OBJECTIVE. The records below must be copied in full; omit the images.

MATERIAL TO PROCESS.
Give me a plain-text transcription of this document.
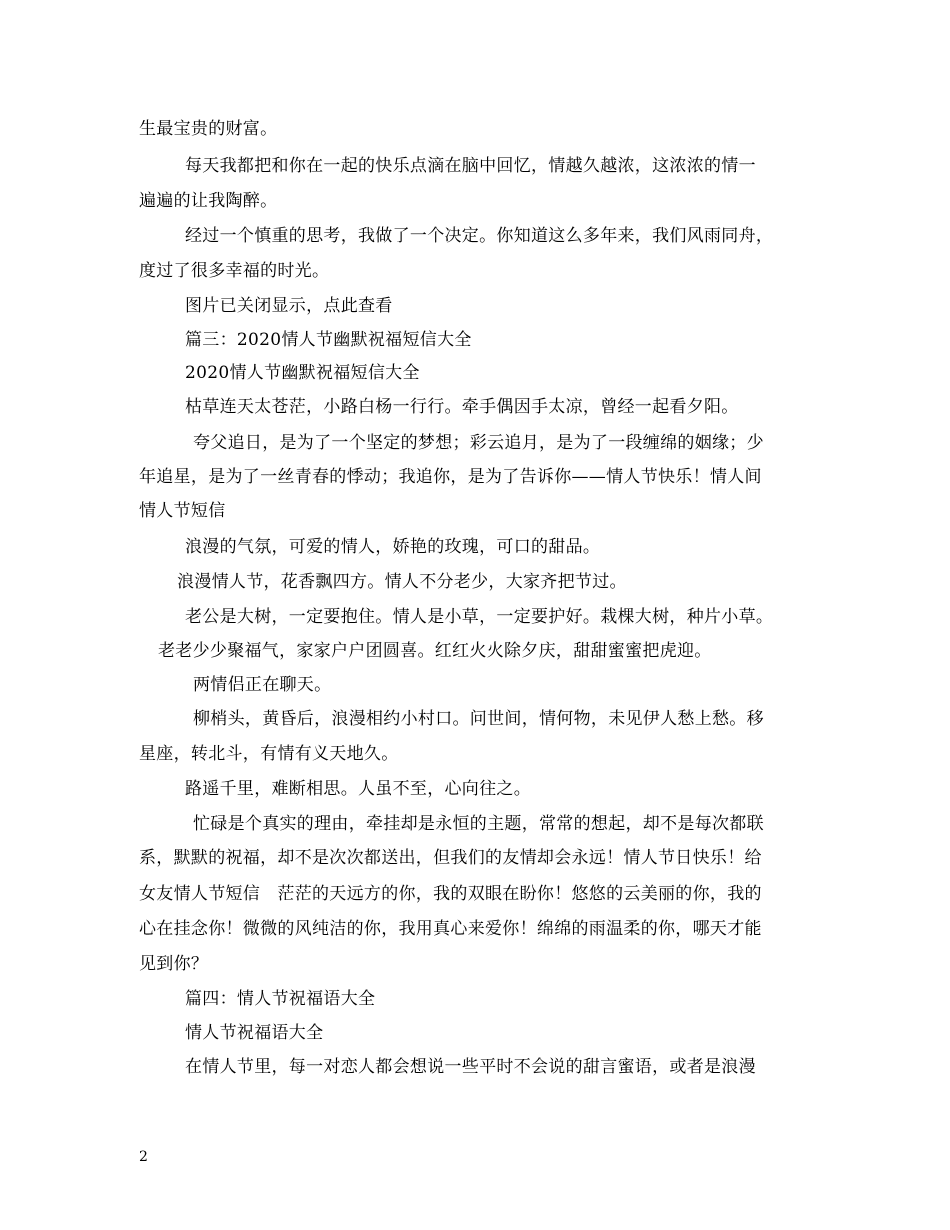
生最宝贵的财富。
每天我都把和你在一起的快乐点滴在脑中回忆，情越久越浓，这浓浓的情一
遍遍的让我陶醉。
经过一个慎重的思考，我做了一个决定。你知道这么多年来，我们风雨同舟，
度过了很多幸福的时光。
图片已关闭显示，点此查看
篇三：2020情人节幽默祝福短信大全
2020情人节幽默祝福短信大全
枯草连天太苍茫，小路白杨一行行。牵手偶因手太凉，曾经一起看夕阳。
夸父追日，是为了一个坚定的梦想；彩云追月，是为了一段缠绵的姻缘；少
年追星，是为了一丝青春的悸动；我追你，是为了告诉你——情人节快乐！情人间
情人节短信
浪漫的气氛，可爱的情人，娇艳的玫瑰，可口的甜品。
浪漫情人节，花香飘四方。情人不分老少，大家齐把节过。
老公是大树，一定要抱住。情人是小草，一定要护好。栽棵大树，种片小草。
老老少少聚福气，家家户户团圆喜。红红火火除夕庆，甜甜蜜蜜把虎迎。
两情侣正在聊天。
柳梢头，黄昏后，浪漫相约小村口。问世间，情何物，未见伊人愁上愁。移
星座，转北斗，有情有义天地久。
路遥千里，难断相思。人虽不至，心向往之。
忙碌是个真实的理由，牵挂却是永恒的主题，常常的想起，却不是每次都联
系，默默的祝福，却不是次次都送出，但我们的友情却会永远！情人节日快乐！给
女友情人节短信　茫茫的天远方的你，我的双眼在盼你！悠悠的云美丽的你，我的
心在挂念你！微微的风纯洁的你，我用真心来爱你！绵绵的雨温柔的你，哪天才能
见到你？
篇四：情人节祝福语大全
情人节祝福语大全
在情人节里，每一对恋人都会想说一些平时不会说的甜言蜜语，或者是浪漫
2
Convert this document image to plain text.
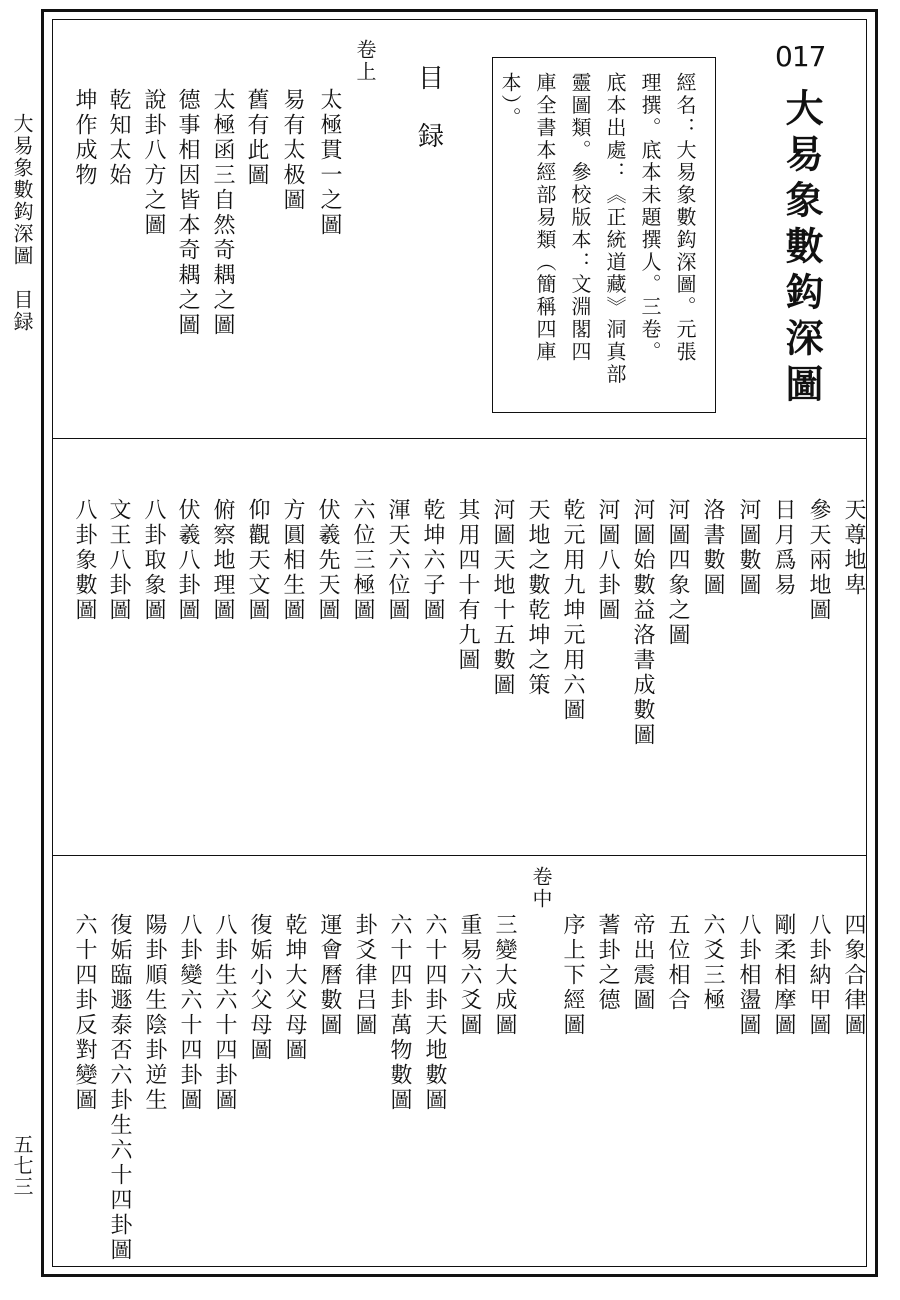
大易象數鈎深圖　目録
五七三
017
大易象數鈎深圖
經名：大易象數鈎深圖。元張
理撰。底本未題撰人。三卷。
底本出處：《正統道藏》洞真部
靈圖類。參校版本：文淵閣四
庫全書本經部易類（簡稱四庫
本）。
目
録
卷上
太極貫一之圖
易有太极圖
舊有此圖
太極函三自然奇耦之圖
德事相因皆本奇耦之圖
說卦八方之圖
乾知太始
坤作成物
天尊地卑
參天兩地圖
日月爲易
河圖數圖
洛書數圖
河圖四象之圖
河圖始數益洛書成數圖
河圖八卦圖
乾元用九坤元用六圖
天地之數乾坤之策
河圖天地十五數圖
其用四十有九圖
乾坤六子圖
渾天六位圖
六位三極圖
伏羲先天圖
方圓相生圖
仰觀天文圖
俯察地理圖
伏羲八卦圖
八卦取象圖
文王八卦圖
八卦象數圖
四象合律圖
八卦納甲圖
剛柔相摩圖
八卦相盪圖
六爻三極
五位相合
帝出震圖
蓍卦之德
序上下經圖
卷中
三變大成圖
重易六爻圖
六十四卦天地數圖
六十四卦萬物數圖
卦爻律吕圖
運會曆數圖
乾坤大父母圖
復姤小父母圖
八卦生六十四卦圖
八卦變六十四卦圖
陽卦順生陰卦逆生
復姤臨遯泰否六卦生六十四卦圖
六十四卦反對變圖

SOLUTION TO THE EXERCISE.
Give me a plain-text transcription of this document.
生最宝贵的财富。
每天我都把和你在一起的快乐点滴在脑中回忆，情越久越浓，这浓浓的情一
遍遍的让我陶醉。
经过一个慎重的思考，我做了一个决定。你知道这么多年来，我们风雨同舟，
度过了很多幸福的时光。
图片已关闭显示，点此查看
篇三：2020情人节幽默祝福短信大全
2020情人节幽默祝福短信大全
枯草连天太苍茫，小路白杨一行行。牵手偶因手太凉，曾经一起看夕阳。
夸父追日，是为了一个坚定的梦想；彩云追月，是为了一段缠绵的姻缘；少
年追星，是为了一丝青春的悸动；我追你，是为了告诉你——情人节快乐！情人间
情人节短信
浪漫的气氛，可爱的情人，娇艳的玫瑰，可口的甜品。
浪漫情人节，花香飘四方。情人不分老少，大家齐把节过。
老公是大树，一定要抱住。情人是小草，一定要护好。栽棵大树，种片小草。
老老少少聚福气，家家户户团圆喜。红红火火除夕庆，甜甜蜜蜜把虎迎。
两情侣正在聊天。
柳梢头，黄昏后，浪漫相约小村口。问世间，情何物，未见伊人愁上愁。移
星座，转北斗，有情有义天地久。
路遥千里，难断相思。人虽不至，心向往之。
忙碌是个真实的理由，牵挂却是永恒的主题，常常的想起，却不是每次都联
系，默默的祝福，却不是次次都送出，但我们的友情却会永远！情人节日快乐！给
女友情人节短信　茫茫的天远方的你，我的双眼在盼你！悠悠的云美丽的你，我的
心在挂念你！微微的风纯洁的你，我用真心来爱你！绵绵的雨温柔的你，哪天才能
见到你？
篇四：情人节祝福语大全
情人节祝福语大全
在情人节里，每一对恋人都会想说一些平时不会说的甜言蜜语，或者是浪漫
2
Convert this document image to plain text.
大易象數鈎深圖　目録
五七三
017
大易象數鈎深圖
經名：大易象數鈎深圖。元張
理撰。底本未題撰人。三卷。
底本出處：《正統道藏》洞真部
靈圖類。參校版本：文淵閣四
庫全書本經部易類（簡稱四庫
本）。
目
録
卷上
太極貫一之圖
易有太极圖
舊有此圖
太極函三自然奇耦之圖
德事相因皆本奇耦之圖
說卦八方之圖
乾知太始
坤作成物
天尊地卑
參天兩地圖
日月爲易
河圖數圖
洛書數圖
河圖四象之圖
河圖始數益洛書成數圖
河圖八卦圖
乾元用九坤元用六圖
天地之數乾坤之策
河圖天地十五數圖
其用四十有九圖
乾坤六子圖
渾天六位圖
六位三極圖
伏羲先天圖
方圓相生圖
仰觀天文圖
俯察地理圖
伏羲八卦圖
八卦取象圖
文王八卦圖
八卦象數圖
四象合律圖
八卦納甲圖
剛柔相摩圖
八卦相盪圖
六爻三極
五位相合
帝出震圖
蓍卦之德
序上下經圖
卷中
三變大成圖
重易六爻圖
六十四卦天地數圖
六十四卦萬物數圖
卦爻律吕圖
運會曆數圖
乾坤大父母圖
復姤小父母圖
八卦生六十四卦圖
八卦變六十四卦圖
陽卦順生陰卦逆生
復姤臨遯泰否六卦生六十四卦圖
六十四卦反對變圖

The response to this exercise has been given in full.